Filter this data down to the lines that hold "obavijestiti", and copy them.

• _Stored records_:
--- Begin ---

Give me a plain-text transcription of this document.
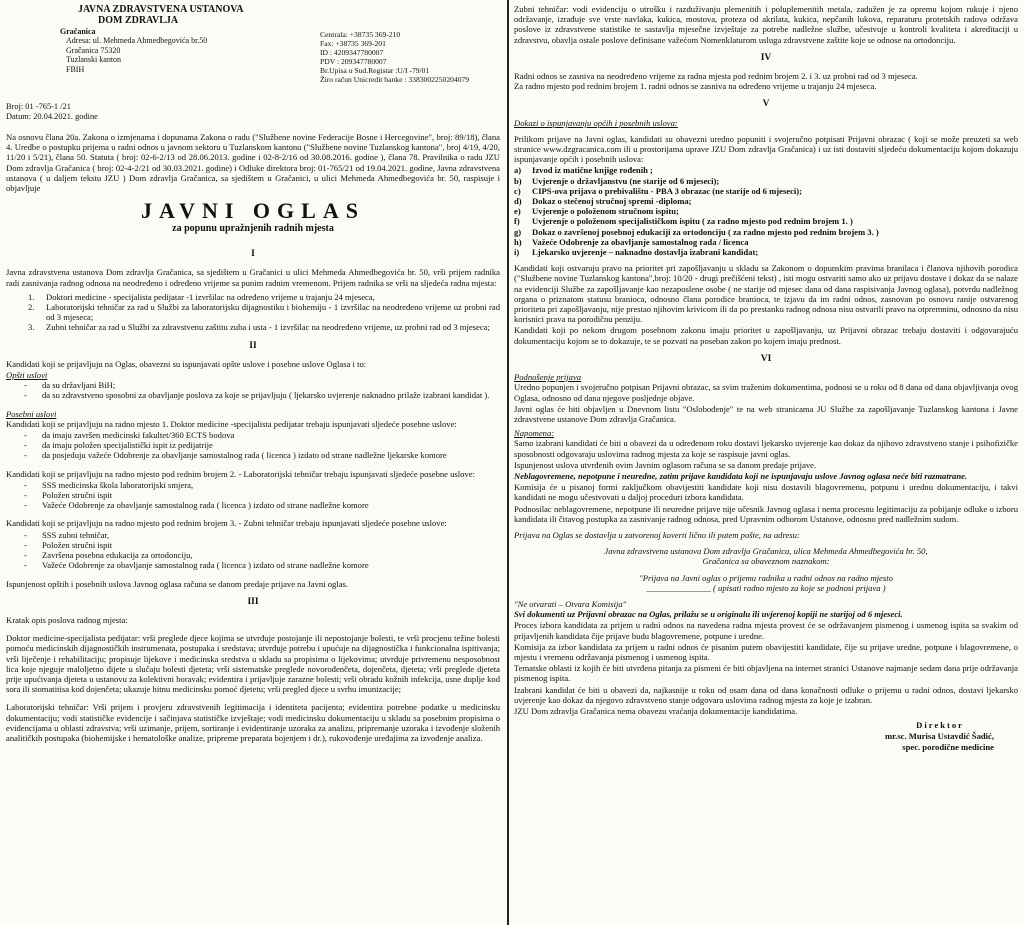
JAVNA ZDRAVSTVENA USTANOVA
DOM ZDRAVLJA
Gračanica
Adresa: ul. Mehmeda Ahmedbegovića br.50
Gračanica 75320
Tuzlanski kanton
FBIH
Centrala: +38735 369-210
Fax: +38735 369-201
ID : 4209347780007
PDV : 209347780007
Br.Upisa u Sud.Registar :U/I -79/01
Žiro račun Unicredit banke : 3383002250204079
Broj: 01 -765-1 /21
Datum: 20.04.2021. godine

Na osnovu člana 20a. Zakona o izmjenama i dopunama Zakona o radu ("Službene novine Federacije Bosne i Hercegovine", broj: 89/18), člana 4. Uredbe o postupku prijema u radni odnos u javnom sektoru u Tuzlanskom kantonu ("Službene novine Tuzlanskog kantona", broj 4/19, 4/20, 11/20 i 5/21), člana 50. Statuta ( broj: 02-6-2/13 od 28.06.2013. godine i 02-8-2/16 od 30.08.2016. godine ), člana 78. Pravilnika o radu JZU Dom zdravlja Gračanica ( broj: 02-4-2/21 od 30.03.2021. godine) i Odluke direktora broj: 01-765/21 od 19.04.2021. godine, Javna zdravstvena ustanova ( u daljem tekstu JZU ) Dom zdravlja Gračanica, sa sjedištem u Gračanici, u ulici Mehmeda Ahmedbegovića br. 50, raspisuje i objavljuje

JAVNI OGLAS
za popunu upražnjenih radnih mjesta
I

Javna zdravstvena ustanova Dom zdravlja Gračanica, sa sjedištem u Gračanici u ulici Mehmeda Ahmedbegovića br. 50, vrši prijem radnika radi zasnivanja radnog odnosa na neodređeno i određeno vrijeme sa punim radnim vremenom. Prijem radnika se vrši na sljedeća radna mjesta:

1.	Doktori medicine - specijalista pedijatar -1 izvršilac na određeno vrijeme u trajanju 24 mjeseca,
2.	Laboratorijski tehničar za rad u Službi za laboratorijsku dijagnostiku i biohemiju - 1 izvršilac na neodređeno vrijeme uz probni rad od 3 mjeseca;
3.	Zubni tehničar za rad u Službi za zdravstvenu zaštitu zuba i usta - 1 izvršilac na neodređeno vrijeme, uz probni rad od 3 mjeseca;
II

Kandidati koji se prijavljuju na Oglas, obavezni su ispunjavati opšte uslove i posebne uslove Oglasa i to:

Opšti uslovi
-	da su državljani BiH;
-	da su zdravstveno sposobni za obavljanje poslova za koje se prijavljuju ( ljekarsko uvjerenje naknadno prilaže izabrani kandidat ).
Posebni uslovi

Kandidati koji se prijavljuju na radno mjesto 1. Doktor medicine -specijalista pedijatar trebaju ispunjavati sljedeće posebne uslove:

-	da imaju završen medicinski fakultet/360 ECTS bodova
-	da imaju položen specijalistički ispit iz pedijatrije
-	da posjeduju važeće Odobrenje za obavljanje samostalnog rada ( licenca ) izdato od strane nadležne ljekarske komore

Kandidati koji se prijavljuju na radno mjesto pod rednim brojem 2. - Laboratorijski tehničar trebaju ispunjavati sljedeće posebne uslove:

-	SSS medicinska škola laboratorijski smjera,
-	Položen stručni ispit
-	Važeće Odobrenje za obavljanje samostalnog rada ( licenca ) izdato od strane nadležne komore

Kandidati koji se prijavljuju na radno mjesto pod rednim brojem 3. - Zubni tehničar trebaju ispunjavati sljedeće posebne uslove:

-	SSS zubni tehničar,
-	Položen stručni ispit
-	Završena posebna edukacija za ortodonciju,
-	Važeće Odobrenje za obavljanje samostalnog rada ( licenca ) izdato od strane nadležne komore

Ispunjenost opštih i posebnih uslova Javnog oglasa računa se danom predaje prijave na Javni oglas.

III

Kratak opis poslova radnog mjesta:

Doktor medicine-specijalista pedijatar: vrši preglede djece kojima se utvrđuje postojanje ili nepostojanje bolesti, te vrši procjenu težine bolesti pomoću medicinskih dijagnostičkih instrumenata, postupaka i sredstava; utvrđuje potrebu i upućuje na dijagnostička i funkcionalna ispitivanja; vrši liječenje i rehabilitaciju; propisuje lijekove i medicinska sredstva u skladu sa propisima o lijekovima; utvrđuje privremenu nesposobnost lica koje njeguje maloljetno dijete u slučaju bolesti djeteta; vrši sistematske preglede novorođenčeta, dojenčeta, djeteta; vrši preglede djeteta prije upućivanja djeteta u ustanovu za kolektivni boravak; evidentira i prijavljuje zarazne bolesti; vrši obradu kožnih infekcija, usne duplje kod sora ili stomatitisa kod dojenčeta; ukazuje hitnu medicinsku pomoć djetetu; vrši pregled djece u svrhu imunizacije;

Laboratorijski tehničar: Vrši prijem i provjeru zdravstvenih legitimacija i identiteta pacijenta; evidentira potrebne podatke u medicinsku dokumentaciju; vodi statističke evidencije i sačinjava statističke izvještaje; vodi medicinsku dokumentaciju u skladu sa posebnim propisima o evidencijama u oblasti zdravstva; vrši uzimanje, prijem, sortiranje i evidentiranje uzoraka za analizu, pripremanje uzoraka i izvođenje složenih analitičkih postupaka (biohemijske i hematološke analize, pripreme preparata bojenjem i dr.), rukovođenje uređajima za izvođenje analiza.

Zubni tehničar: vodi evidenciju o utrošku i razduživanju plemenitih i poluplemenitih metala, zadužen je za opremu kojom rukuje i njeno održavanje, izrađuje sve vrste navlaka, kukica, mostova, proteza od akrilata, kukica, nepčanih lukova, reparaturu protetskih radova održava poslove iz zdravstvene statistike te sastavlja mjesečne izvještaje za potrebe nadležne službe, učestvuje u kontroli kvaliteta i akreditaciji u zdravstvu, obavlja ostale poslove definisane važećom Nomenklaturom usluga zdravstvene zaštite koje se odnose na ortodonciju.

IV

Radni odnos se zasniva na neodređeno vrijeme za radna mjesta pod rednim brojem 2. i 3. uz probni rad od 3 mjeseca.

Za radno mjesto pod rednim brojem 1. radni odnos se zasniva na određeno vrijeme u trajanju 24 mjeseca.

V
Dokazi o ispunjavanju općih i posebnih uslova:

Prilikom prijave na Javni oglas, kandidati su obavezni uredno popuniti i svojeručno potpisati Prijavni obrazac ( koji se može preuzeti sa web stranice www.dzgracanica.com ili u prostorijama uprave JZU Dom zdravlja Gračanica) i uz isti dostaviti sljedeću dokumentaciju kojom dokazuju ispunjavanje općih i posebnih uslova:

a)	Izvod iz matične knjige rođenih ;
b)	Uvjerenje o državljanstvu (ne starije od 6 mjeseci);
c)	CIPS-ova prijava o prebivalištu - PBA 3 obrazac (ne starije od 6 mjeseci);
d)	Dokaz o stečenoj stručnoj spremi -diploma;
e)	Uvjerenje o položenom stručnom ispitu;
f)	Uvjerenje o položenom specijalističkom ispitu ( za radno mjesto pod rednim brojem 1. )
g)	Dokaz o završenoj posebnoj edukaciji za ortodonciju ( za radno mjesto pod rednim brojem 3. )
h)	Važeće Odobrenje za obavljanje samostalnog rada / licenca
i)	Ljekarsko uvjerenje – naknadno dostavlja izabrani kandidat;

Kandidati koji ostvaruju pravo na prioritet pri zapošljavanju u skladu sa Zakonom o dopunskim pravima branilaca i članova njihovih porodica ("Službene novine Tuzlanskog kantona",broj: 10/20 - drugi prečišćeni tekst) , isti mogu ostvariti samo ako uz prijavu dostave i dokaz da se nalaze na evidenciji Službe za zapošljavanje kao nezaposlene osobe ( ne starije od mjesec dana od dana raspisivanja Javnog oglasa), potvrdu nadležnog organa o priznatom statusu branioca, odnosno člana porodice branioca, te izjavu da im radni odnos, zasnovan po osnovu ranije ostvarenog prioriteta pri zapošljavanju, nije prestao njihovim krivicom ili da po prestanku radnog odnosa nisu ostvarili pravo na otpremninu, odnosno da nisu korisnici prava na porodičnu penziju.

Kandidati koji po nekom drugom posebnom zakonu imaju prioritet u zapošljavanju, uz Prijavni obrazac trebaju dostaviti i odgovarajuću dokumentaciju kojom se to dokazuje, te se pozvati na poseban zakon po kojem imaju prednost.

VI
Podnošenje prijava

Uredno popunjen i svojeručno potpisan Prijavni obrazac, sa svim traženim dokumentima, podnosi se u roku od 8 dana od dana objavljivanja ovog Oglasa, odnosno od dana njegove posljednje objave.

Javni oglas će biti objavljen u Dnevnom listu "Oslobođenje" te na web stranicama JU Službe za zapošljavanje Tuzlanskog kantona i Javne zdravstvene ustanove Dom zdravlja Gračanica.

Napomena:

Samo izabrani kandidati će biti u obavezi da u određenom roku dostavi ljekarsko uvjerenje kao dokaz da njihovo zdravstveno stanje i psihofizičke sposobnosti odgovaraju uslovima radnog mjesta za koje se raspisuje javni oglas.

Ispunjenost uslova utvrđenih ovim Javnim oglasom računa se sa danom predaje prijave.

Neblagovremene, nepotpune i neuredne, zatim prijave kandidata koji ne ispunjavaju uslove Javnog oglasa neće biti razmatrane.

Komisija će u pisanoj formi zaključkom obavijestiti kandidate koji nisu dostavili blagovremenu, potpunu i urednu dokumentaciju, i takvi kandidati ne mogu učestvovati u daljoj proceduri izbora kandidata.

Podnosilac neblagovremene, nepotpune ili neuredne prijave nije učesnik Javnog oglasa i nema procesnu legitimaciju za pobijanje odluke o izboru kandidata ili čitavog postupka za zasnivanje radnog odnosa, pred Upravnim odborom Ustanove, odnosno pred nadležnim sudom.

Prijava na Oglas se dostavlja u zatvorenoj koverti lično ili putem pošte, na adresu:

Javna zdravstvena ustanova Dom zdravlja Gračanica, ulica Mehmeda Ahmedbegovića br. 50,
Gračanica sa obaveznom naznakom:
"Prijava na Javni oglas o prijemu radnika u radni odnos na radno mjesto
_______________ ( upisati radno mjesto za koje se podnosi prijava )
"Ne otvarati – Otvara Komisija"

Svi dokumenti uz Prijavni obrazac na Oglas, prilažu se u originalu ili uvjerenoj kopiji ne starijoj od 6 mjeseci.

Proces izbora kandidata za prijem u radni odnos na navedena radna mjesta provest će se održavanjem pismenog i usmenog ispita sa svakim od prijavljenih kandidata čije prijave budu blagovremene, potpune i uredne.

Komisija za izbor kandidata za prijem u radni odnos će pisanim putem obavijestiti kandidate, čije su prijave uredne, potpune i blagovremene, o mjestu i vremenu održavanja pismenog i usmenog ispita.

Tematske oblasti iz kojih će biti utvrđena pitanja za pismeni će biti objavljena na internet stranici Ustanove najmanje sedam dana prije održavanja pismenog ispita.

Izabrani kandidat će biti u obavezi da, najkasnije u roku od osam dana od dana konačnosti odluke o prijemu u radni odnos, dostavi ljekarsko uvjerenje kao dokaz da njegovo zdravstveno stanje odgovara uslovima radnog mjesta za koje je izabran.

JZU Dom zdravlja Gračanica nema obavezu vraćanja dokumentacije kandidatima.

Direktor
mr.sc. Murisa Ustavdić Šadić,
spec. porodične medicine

--- End ---
--- Begin ---

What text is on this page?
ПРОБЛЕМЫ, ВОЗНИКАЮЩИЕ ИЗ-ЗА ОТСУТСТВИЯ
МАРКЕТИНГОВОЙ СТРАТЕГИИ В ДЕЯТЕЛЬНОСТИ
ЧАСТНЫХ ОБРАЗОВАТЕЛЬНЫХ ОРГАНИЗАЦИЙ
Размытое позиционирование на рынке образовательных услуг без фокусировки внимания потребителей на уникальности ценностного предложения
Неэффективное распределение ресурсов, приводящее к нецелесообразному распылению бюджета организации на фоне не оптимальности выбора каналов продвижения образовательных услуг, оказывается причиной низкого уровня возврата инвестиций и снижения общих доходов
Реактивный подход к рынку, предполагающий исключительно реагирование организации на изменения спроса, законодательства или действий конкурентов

--- End ---
--- Begin ---

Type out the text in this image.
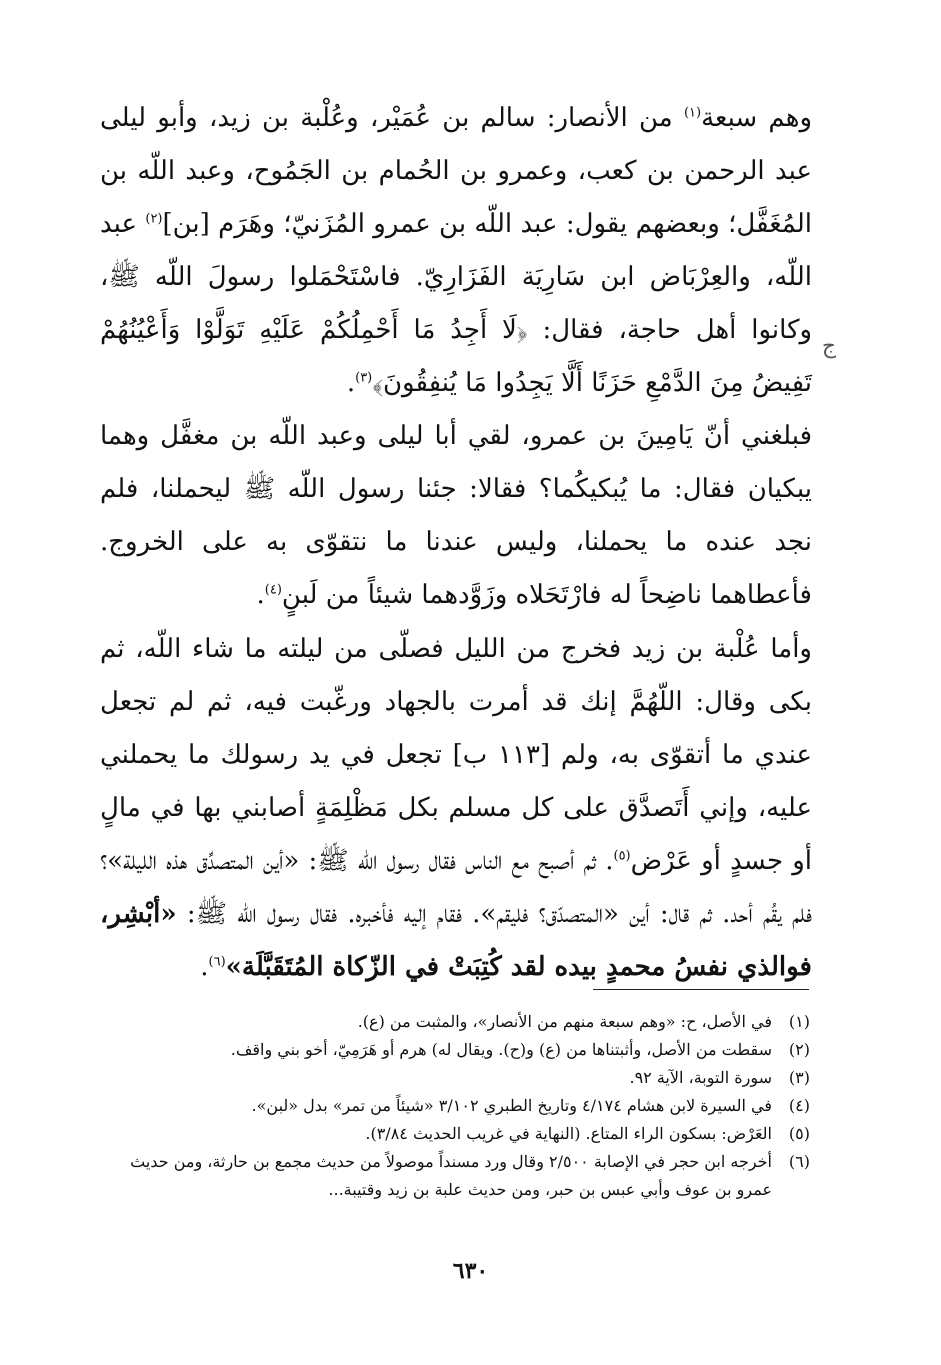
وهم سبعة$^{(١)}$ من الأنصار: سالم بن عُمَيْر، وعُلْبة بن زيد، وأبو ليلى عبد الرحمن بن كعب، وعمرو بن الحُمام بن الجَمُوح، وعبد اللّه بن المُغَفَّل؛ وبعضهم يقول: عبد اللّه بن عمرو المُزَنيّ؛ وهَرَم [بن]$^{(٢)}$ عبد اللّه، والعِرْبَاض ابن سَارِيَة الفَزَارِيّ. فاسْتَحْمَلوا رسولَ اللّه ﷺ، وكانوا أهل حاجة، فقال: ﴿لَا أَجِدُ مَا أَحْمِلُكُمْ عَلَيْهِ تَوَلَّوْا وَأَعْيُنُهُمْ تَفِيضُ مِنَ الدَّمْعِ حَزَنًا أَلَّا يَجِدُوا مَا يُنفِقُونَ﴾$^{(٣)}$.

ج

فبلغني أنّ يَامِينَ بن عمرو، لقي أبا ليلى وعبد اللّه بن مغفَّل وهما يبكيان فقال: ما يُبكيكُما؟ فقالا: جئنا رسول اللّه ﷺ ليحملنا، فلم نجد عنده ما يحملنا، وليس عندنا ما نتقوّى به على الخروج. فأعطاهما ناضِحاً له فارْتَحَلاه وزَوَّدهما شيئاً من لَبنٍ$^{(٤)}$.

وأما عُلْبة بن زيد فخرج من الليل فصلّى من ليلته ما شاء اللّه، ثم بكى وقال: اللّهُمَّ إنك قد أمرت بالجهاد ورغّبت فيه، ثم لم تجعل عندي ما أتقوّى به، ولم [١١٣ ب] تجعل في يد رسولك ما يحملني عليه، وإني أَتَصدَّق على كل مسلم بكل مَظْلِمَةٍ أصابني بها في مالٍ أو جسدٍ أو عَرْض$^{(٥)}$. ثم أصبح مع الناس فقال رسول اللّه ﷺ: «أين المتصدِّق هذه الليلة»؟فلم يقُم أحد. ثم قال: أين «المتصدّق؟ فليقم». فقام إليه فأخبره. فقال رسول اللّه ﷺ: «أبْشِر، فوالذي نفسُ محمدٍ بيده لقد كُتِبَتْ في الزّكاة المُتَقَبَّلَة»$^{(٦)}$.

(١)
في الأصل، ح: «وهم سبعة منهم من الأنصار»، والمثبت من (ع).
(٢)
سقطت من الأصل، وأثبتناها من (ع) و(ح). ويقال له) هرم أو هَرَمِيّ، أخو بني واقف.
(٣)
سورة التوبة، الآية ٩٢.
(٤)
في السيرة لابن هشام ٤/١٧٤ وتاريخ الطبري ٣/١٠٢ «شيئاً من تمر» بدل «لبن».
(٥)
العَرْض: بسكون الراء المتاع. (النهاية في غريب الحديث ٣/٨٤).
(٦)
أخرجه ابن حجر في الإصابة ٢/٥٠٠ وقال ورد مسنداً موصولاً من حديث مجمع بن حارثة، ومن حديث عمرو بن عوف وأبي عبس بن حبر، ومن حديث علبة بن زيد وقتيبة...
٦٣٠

--- End ---

• _EXPECTED OUTPUT_:
Komisija će u pisanoj formi zaključkom obavijestiti kandidate koji nisu dostavili blagovremenu, potpunu i urednu dokumentaciju, i takvi kandidati ne mogu učestvovati u daljoj proceduri izbora kandidata.
Komisija za izbor kandidata za prijem u radni odnos će pisanim putem obavijestiti kandidate, čije su prijave uredne, potpune i blagovremene, o mjestu i vremenu održavanja pismenog i usmenog ispita.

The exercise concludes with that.